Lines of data
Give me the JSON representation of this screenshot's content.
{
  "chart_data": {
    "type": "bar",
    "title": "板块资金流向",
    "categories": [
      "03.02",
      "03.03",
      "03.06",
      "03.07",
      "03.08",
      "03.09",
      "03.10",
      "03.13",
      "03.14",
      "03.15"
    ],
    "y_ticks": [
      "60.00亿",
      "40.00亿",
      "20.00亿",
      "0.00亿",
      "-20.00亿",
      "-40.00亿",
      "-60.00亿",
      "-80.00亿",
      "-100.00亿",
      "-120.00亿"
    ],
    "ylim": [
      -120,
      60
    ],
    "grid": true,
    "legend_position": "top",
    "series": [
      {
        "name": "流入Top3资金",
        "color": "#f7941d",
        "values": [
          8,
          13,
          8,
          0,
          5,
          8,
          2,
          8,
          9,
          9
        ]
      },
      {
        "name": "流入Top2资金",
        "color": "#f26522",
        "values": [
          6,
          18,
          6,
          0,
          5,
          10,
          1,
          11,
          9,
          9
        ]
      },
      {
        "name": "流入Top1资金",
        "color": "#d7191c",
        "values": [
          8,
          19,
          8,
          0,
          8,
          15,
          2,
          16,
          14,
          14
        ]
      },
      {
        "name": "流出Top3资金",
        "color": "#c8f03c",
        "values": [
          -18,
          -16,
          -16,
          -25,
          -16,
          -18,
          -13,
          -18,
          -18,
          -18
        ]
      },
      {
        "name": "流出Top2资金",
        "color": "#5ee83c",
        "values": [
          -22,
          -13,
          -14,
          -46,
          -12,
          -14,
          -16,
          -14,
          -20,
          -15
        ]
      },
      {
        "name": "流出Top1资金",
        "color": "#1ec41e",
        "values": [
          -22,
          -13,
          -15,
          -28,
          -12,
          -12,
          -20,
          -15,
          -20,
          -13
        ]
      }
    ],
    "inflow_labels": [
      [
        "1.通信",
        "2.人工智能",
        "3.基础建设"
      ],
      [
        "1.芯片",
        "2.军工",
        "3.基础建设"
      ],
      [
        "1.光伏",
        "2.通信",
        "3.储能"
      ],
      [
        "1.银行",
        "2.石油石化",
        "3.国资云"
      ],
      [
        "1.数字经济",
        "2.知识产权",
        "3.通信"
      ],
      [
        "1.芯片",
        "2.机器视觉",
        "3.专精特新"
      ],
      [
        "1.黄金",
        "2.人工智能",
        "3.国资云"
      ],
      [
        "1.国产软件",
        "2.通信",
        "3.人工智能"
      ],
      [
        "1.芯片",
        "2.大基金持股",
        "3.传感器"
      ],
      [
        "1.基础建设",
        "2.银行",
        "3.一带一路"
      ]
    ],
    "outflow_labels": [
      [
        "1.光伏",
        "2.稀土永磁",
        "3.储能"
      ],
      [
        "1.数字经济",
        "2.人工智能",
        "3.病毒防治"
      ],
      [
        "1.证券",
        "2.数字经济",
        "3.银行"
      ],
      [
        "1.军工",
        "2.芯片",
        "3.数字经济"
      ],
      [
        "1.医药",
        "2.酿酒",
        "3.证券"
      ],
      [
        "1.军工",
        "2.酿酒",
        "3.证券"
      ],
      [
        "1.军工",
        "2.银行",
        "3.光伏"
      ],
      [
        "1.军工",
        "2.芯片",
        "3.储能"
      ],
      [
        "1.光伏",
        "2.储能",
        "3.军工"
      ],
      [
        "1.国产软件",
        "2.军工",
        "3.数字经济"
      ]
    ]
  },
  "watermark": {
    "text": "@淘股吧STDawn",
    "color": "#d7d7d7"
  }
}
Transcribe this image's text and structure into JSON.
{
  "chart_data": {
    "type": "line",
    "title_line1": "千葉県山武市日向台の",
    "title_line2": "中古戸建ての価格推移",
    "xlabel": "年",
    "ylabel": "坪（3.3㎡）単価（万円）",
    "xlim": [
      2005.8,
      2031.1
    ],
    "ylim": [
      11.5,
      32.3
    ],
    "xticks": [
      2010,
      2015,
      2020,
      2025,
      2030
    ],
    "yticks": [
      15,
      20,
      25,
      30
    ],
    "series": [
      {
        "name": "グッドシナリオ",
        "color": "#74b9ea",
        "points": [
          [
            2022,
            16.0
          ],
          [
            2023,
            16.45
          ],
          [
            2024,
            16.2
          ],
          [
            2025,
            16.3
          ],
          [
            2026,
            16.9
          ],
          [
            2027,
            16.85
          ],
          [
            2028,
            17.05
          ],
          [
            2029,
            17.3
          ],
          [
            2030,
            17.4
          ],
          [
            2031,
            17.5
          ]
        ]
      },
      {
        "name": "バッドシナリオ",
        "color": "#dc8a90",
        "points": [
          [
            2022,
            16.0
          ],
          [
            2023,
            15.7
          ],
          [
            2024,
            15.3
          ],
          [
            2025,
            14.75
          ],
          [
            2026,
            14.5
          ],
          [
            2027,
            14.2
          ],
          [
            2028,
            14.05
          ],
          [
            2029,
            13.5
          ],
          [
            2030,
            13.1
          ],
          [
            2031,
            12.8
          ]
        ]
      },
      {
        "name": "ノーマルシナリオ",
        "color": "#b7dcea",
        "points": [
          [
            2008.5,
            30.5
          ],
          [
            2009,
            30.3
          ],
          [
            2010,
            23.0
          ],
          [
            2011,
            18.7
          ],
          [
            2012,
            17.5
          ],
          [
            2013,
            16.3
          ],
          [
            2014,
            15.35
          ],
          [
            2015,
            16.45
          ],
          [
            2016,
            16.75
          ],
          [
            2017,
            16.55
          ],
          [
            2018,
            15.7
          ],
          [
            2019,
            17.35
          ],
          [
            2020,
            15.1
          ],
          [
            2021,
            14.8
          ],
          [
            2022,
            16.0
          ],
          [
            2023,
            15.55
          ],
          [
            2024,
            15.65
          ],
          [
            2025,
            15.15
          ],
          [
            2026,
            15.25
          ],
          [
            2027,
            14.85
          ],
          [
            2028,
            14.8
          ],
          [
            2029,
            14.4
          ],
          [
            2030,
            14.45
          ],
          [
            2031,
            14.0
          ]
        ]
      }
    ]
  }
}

#### Problem description
Could you reproduce every record above exactly as it appears?

#### Exercise solution
Give me the JSON representation of this screenshot's content.
{
  "chart_data": {
    "type": "bar",
    "title": "板块资金流向",
    "categories": [
      "03.02",
      "03.03",
      "03.06",
      "03.07",
      "03.08",
      "03.09",
      "03.10",
      "03.13",
      "03.14",
      "03.15"
    ],
    "y_ticks": [
      "60.00亿",
      "40.00亿",
      "20.00亿",
      "0.00亿",
      "-20.00亿",
      "-40.00亿",
      "-60.00亿",
      "-80.00亿",
      "-100.00亿",
      "-120.00亿"
    ],
    "ylim": [
      -120,
      60
    ],
    "grid": true,
    "legend_position": "top",
    "series": [
      {
        "name": "流入Top3资金",
        "color": "#f7941d",
        "values": [
          8,
          13,
          8,
          0,
          5,
          8,
          2,
          8,
          9,
          9
        ]
      },
      {
        "name": "流入Top2资金",
        "color": "#f26522",
        "values": [
          6,
          18,
          6,
          0,
          5,
          10,
          1,
          11,
          9,
          9
        ]
      },
      {
        "name": "流入Top1资金",
        "color": "#d7191c",
        "values": [
          8,
          19,
          8,
          0,
          8,
          15,
          2,
          16,
          14,
          14
        ]
      },
      {
        "name": "流出Top3资金",
        "color": "#c8f03c",
        "values": [
          -18,
          -16,
          -16,
          -25,
          -16,
          -18,
          -13,
          -18,
          -18,
          -18
        ]
      },
      {
        "name": "流出Top2资金",
        "color": "#5ee83c",
        "values": [
          -22,
          -13,
          -14,
          -46,
          -12,
          -14,
          -16,
          -14,
          -20,
          -15
        ]
      },
      {
        "name": "流出Top1资金",
        "color": "#1ec41e",
        "values": [
          -22,
          -13,
          -15,
          -28,
          -12,
          -12,
          -20,
          -15,
          -20,
          -13
        ]
      }
    ],
    "inflow_labels": [
      [
        "1.通信",
        "2.人工智能",
        "3.基础建设"
      ],
      [
        "1.芯片",
        "2.军工",
        "3.基础建设"
      ],
      [
        "1.光伏",
        "2.通信",
        "3.储能"
      ],
      [
        "1.银行",
        "2.石油石化",
        "3.国资云"
      ],
      [
        "1.数字经济",
        "2.知识产权",
        "3.通信"
      ],
      [
        "1.芯片",
        "2.机器视觉",
        "3.专精特新"
      ],
      [
        "1.黄金",
        "2.人工智能",
        "3.国资云"
      ],
      [
        "1.国产软件",
        "2.通信",
        "3.人工智能"
      ],
      [
        "1.芯片",
        "2.大基金持股",
        "3.传感器"
      ],
      [
        "1.基础建设",
        "2.银行",
        "3.一带一路"
      ]
    ],
    "outflow_labels": [
      [
        "1.光伏",
        "2.稀土永磁",
        "3.储能"
      ],
      [
        "1.数字经济",
        "2.人工智能",
        "3.病毒防治"
      ],
      [
        "1.证券",
        "2.数字经济",
        "3.银行"
      ],
      [
        "1.军工",
        "2.芯片",
        "3.数字经济"
      ],
      [
        "1.医药",
        "2.酿酒",
        "3.证券"
      ],
      [
        "1.军工",
        "2.酿酒",
        "3.证券"
      ],
      [
        "1.军工",
        "2.银行",
        "3.光伏"
      ],
      [
        "1.军工",
        "2.芯片",
        "3.储能"
      ],
      [
        "1.光伏",
        "2.储能",
        "3.军工"
      ],
      [
        "1.国产软件",
        "2.军工",
        "3.数字经济"
      ]
    ]
  },
  "watermark": {
    "text": "@淘股吧STDawn",
    "color": "#d7d7d7"
  }
}
Transcribe this image's text and structure into JSON.
{
  "chart_data": {
    "type": "line",
    "title_line1": "千葉県山武市日向台の",
    "title_line2": "中古戸建ての価格推移",
    "xlabel": "年",
    "ylabel": "坪（3.3㎡）単価（万円）",
    "xlim": [
      2005.8,
      2031.1
    ],
    "ylim": [
      11.5,
      32.3
    ],
    "xticks": [
      2010,
      2015,
      2020,
      2025,
      2030
    ],
    "yticks": [
      15,
      20,
      25,
      30
    ],
    "series": [
      {
        "name": "グッドシナリオ",
        "color": "#74b9ea",
        "points": [
          [
            2022,
            16.0
          ],
          [
            2023,
            16.45
          ],
          [
            2024,
            16.2
          ],
          [
            2025,
            16.3
          ],
          [
            2026,
            16.9
          ],
          [
            2027,
            16.85
          ],
          [
            2028,
            17.05
          ],
          [
            2029,
            17.3
          ],
          [
            2030,
            17.4
          ],
          [
            2031,
            17.5
          ]
        ]
      },
      {
        "name": "バッドシナリオ",
        "color": "#dc8a90",
        "points": [
          [
            2022,
            16.0
          ],
          [
            2023,
            15.7
          ],
          [
            2024,
            15.3
          ],
          [
            2025,
            14.75
          ],
          [
            2026,
            14.5
          ],
          [
            2027,
            14.2
          ],
          [
            2028,
            14.05
          ],
          [
            2029,
            13.5
          ],
          [
            2030,
            13.1
          ],
          [
            2031,
            12.8
          ]
        ]
      },
      {
        "name": "ノーマルシナリオ",
        "color": "#b7dcea",
        "points": [
          [
            2008.5,
            30.5
          ],
          [
            2009,
            30.3
          ],
          [
            2010,
            23.0
          ],
          [
            2011,
            18.7
          ],
          [
            2012,
            17.5
          ],
          [
            2013,
            16.3
          ],
          [
            2014,
            15.35
          ],
          [
            2015,
            16.45
          ],
          [
            2016,
            16.75
          ],
          [
            2017,
            16.55
          ],
          [
            2018,
            15.7
          ],
          [
            2019,
            17.35
          ],
          [
            2020,
            15.1
          ],
          [
            2021,
            14.8
          ],
          [
            2022,
            16.0
          ],
          [
            2023,
            15.55
          ],
          [
            2024,
            15.65
          ],
          [
            2025,
            15.15
          ],
          [
            2026,
            15.25
          ],
          [
            2027,
            14.85
          ],
          [
            2028,
            14.8
          ],
          [
            2029,
            14.4
          ],
          [
            2030,
            14.45
          ],
          [
            2031,
            14.0
          ]
        ]
      }
    ]
  }
}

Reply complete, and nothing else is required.